Data entries:

'''

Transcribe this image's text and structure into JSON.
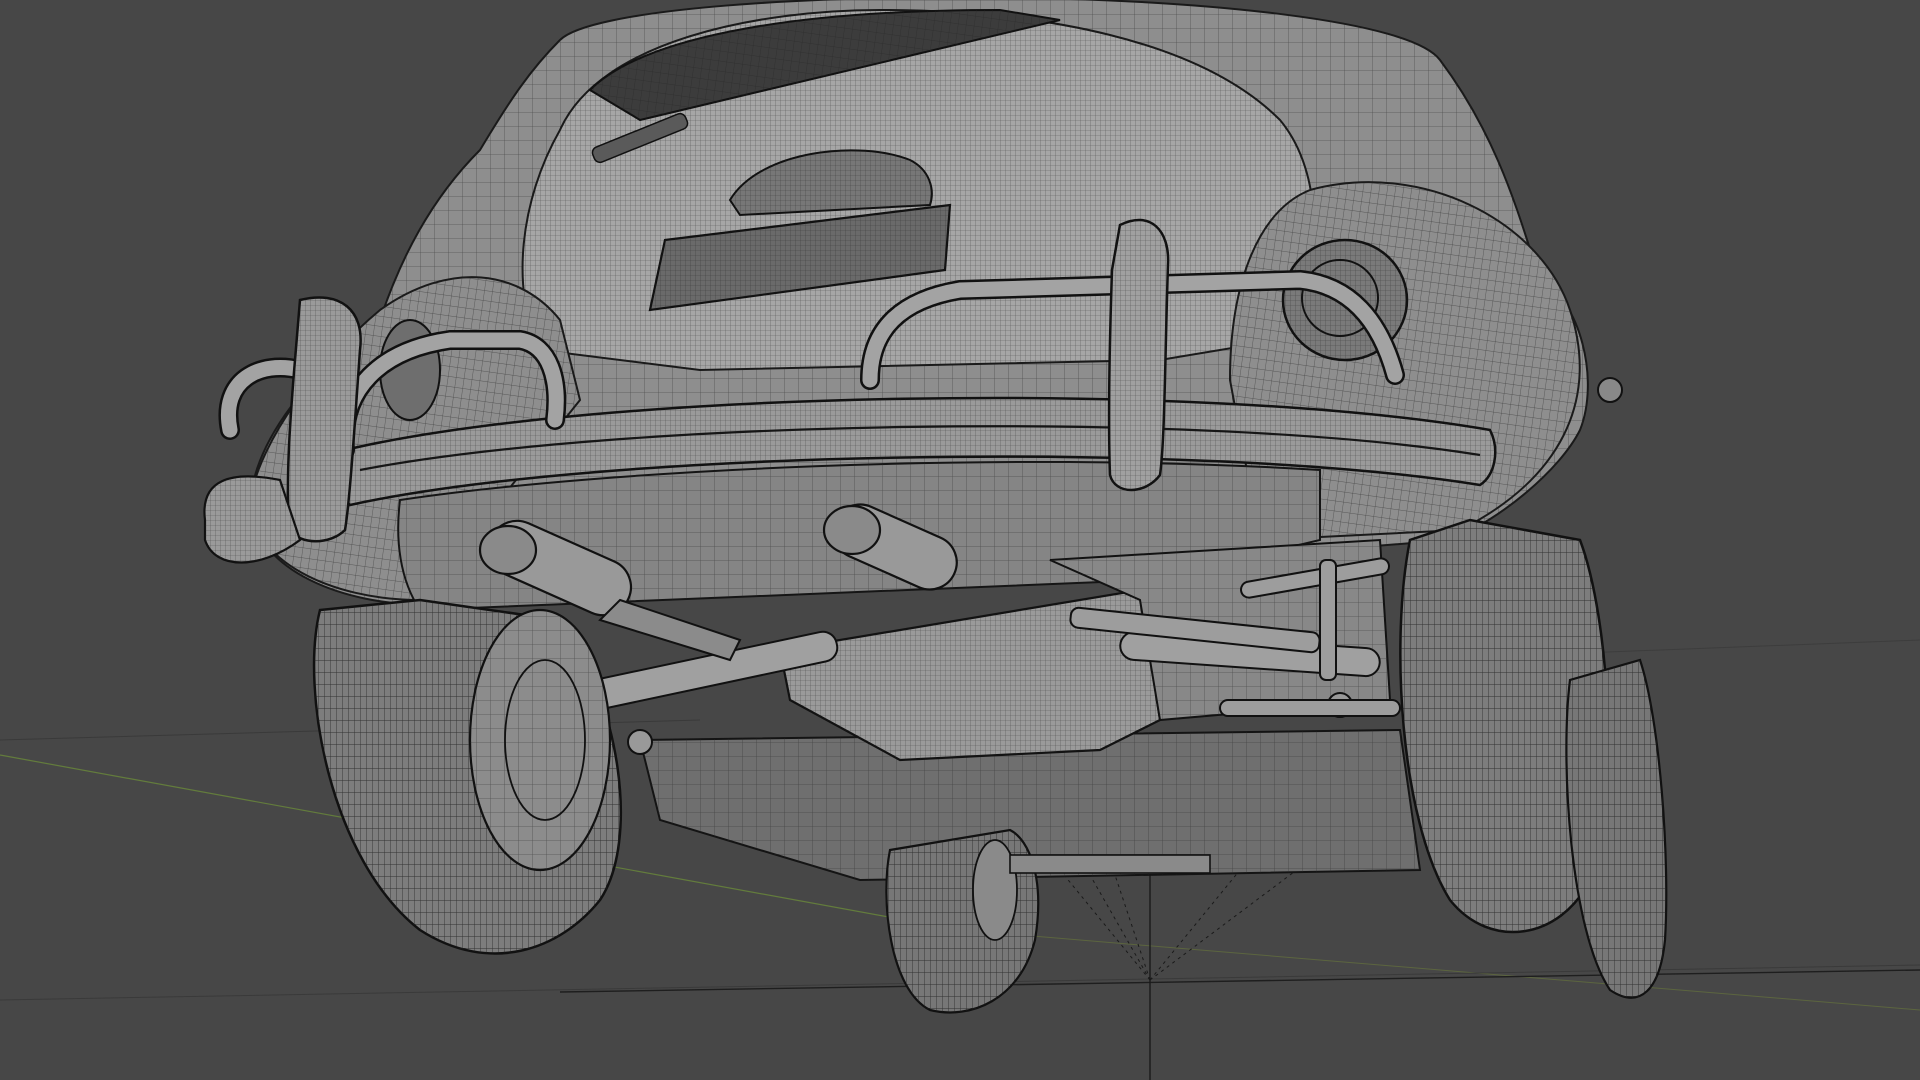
{
  "viewport": {
    "background": "#474747",
    "mode": "wireframe-overlay-solid",
    "object": "car-3d-model"
  },
  "colors": {
    "background": "#474747",
    "model_surface": "#8e8e8e",
    "wire": "#1f1f1f",
    "x_axis": "#9a4a4a",
    "y_axis": "#6a8a3a",
    "grid": "#3a3a3a"
  }
}
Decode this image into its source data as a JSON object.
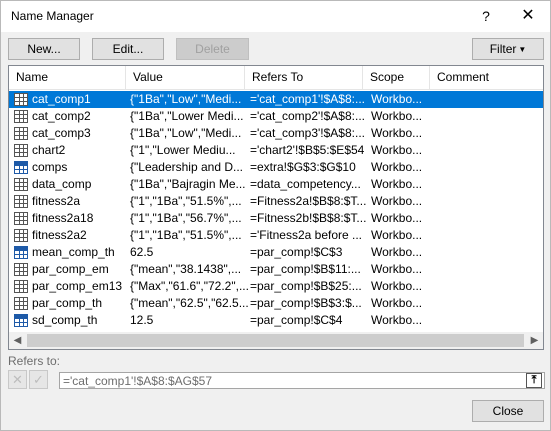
{
  "window": {
    "title": "Name Manager",
    "help": "?",
    "close": "✕"
  },
  "toolbar": {
    "new_label": "New...",
    "edit_label": "Edit...",
    "delete_label": "Delete",
    "filter_label": "Filter",
    "filter_caret": "▼"
  },
  "columns": [
    "Name",
    "Value",
    "Refers To",
    "Scope",
    "Comment"
  ],
  "rows": [
    {
      "name": "cat_comp1",
      "value": "{\"1Ba\",\"Low\",\"Medi...",
      "refers_to": "='cat_comp1'!$A$8:...",
      "scope": "Workbo...",
      "icon": "table-icon",
      "selected": true
    },
    {
      "name": "cat_comp2",
      "value": "{\"1Ba\",\"Lower Medi...",
      "refers_to": "='cat_comp2'!$A$8:...",
      "scope": "Workbo...",
      "icon": "table-icon"
    },
    {
      "name": "cat_comp3",
      "value": "{\"1Ba\",\"Low\",\"Medi...",
      "refers_to": "='cat_comp3'!$A$8:...",
      "scope": "Workbo...",
      "icon": "table-icon"
    },
    {
      "name": "chart2",
      "value": "{\"1\",\"Lower Mediu...",
      "refers_to": "='chart2'!$B$5:$E$54",
      "scope": "Workbo...",
      "icon": "table-icon"
    },
    {
      "name": "comps",
      "value": "{\"Leadership and D...",
      "refers_to": "=extra!$G$3:$G$10",
      "scope": "Workbo...",
      "icon": "named-range-icon"
    },
    {
      "name": "data_comp",
      "value": "{\"1Ba\",\"Bajragin Me...",
      "refers_to": "=data_competency...",
      "scope": "Workbo...",
      "icon": "table-icon"
    },
    {
      "name": "fitness2a",
      "value": "{\"1\",\"1Ba\",\"51.5%\",...",
      "refers_to": "=Fitness2a!$B$8:$T...",
      "scope": "Workbo...",
      "icon": "table-icon"
    },
    {
      "name": "fitness2a18",
      "value": "{\"1\",\"1Ba\",\"56.7%\",...",
      "refers_to": "=Fitness2b!$B$8:$T...",
      "scope": "Workbo...",
      "icon": "table-icon"
    },
    {
      "name": "fitness2a2",
      "value": "{\"1\",\"1Ba\",\"51.5%\",...",
      "refers_to": "='Fitness2a before ...",
      "scope": "Workbo...",
      "icon": "table-icon"
    },
    {
      "name": "mean_comp_th",
      "value": "62.5",
      "refers_to": "=par_comp!$C$3",
      "scope": "Workbo...",
      "icon": "named-range-icon"
    },
    {
      "name": "par_comp_em",
      "value": "{\"mean\",\"38.1438\",...",
      "refers_to": "=par_comp!$B$11:...",
      "scope": "Workbo...",
      "icon": "table-icon"
    },
    {
      "name": "par_comp_em13",
      "value": "{\"Max\",\"61.6\",\"72.2\",...",
      "refers_to": "=par_comp!$B$25:...",
      "scope": "Workbo...",
      "icon": "table-icon"
    },
    {
      "name": "par_comp_th",
      "value": "{\"mean\",\"62.5\",\"62.5...",
      "refers_to": "=par_comp!$B$3:$...",
      "scope": "Workbo...",
      "icon": "table-icon"
    },
    {
      "name": "sd_comp_th",
      "value": "12.5",
      "refers_to": "=par_comp!$C$4",
      "scope": "Workbo...",
      "icon": "named-range-icon"
    }
  ],
  "refers_to_section": {
    "label": "Refers to:",
    "value": "='cat_comp1'!$A$8:$AG$57",
    "cancel": "✕",
    "confirm": "✓",
    "collapse": "⤒"
  },
  "footer": {
    "close_label": "Close"
  }
}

'''

Given request:
In this exercise, set down all of the data exactly, without the pictures.

Finished answer:
Transcribe this image's text and structure into JSON.
{
  "viewport": {
    "background": "#474747",
    "mode": "wireframe-overlay-solid",
    "object": "car-3d-model"
  },
  "colors": {
    "background": "#474747",
    "model_surface": "#8e8e8e",
    "wire": "#1f1f1f",
    "x_axis": "#9a4a4a",
    "y_axis": "#6a8a3a",
    "grid": "#3a3a3a"
  }
}
Decode this image into its source data as a JSON object.
{
  "window": {
    "title": "Name Manager",
    "help": "?",
    "close": "✕"
  },
  "toolbar": {
    "new_label": "New...",
    "edit_label": "Edit...",
    "delete_label": "Delete",
    "filter_label": "Filter",
    "filter_caret": "▼"
  },
  "columns": [
    "Name",
    "Value",
    "Refers To",
    "Scope",
    "Comment"
  ],
  "rows": [
    {
      "name": "cat_comp1",
      "value": "{\"1Ba\",\"Low\",\"Medi...",
      "refers_to": "='cat_comp1'!$A$8:...",
      "scope": "Workbo...",
      "icon": "table-icon",
      "selected": true
    },
    {
      "name": "cat_comp2",
      "value": "{\"1Ba\",\"Lower Medi...",
      "refers_to": "='cat_comp2'!$A$8:...",
      "scope": "Workbo...",
      "icon": "table-icon"
    },
    {
      "name": "cat_comp3",
      "value": "{\"1Ba\",\"Low\",\"Medi...",
      "refers_to": "='cat_comp3'!$A$8:...",
      "scope": "Workbo...",
      "icon": "table-icon"
    },
    {
      "name": "chart2",
      "value": "{\"1\",\"Lower Mediu...",
      "refers_to": "='chart2'!$B$5:$E$54",
      "scope": "Workbo...",
      "icon": "table-icon"
    },
    {
      "name": "comps",
      "value": "{\"Leadership and D...",
      "refers_to": "=extra!$G$3:$G$10",
      "scope": "Workbo...",
      "icon": "named-range-icon"
    },
    {
      "name": "data_comp",
      "value": "{\"1Ba\",\"Bajragin Me...",
      "refers_to": "=data_competency...",
      "scope": "Workbo...",
      "icon": "table-icon"
    },
    {
      "name": "fitness2a",
      "value": "{\"1\",\"1Ba\",\"51.5%\",...",
      "refers_to": "=Fitness2a!$B$8:$T...",
      "scope": "Workbo...",
      "icon": "table-icon"
    },
    {
      "name": "fitness2a18",
      "value": "{\"1\",\"1Ba\",\"56.7%\",...",
      "refers_to": "=Fitness2b!$B$8:$T...",
      "scope": "Workbo...",
      "icon": "table-icon"
    },
    {
      "name": "fitness2a2",
      "value": "{\"1\",\"1Ba\",\"51.5%\",...",
      "refers_to": "='Fitness2a before ...",
      "scope": "Workbo...",
      "icon": "table-icon"
    },
    {
      "name": "mean_comp_th",
      "value": "62.5",
      "refers_to": "=par_comp!$C$3",
      "scope": "Workbo...",
      "icon": "named-range-icon"
    },
    {
      "name": "par_comp_em",
      "value": "{\"mean\",\"38.1438\",...",
      "refers_to": "=par_comp!$B$11:...",
      "scope": "Workbo...",
      "icon": "table-icon"
    },
    {
      "name": "par_comp_em13",
      "value": "{\"Max\",\"61.6\",\"72.2\",...",
      "refers_to": "=par_comp!$B$25:...",
      "scope": "Workbo...",
      "icon": "table-icon"
    },
    {
      "name": "par_comp_th",
      "value": "{\"mean\",\"62.5\",\"62.5...",
      "refers_to": "=par_comp!$B$3:$...",
      "scope": "Workbo...",
      "icon": "table-icon"
    },
    {
      "name": "sd_comp_th",
      "value": "12.5",
      "refers_to": "=par_comp!$C$4",
      "scope": "Workbo...",
      "icon": "named-range-icon"
    }
  ],
  "refers_to_section": {
    "label": "Refers to:",
    "value": "='cat_comp1'!$A$8:$AG$57",
    "cancel": "✕",
    "confirm": "✓",
    "collapse": "⤒"
  },
  "footer": {
    "close_label": "Close"
  }
}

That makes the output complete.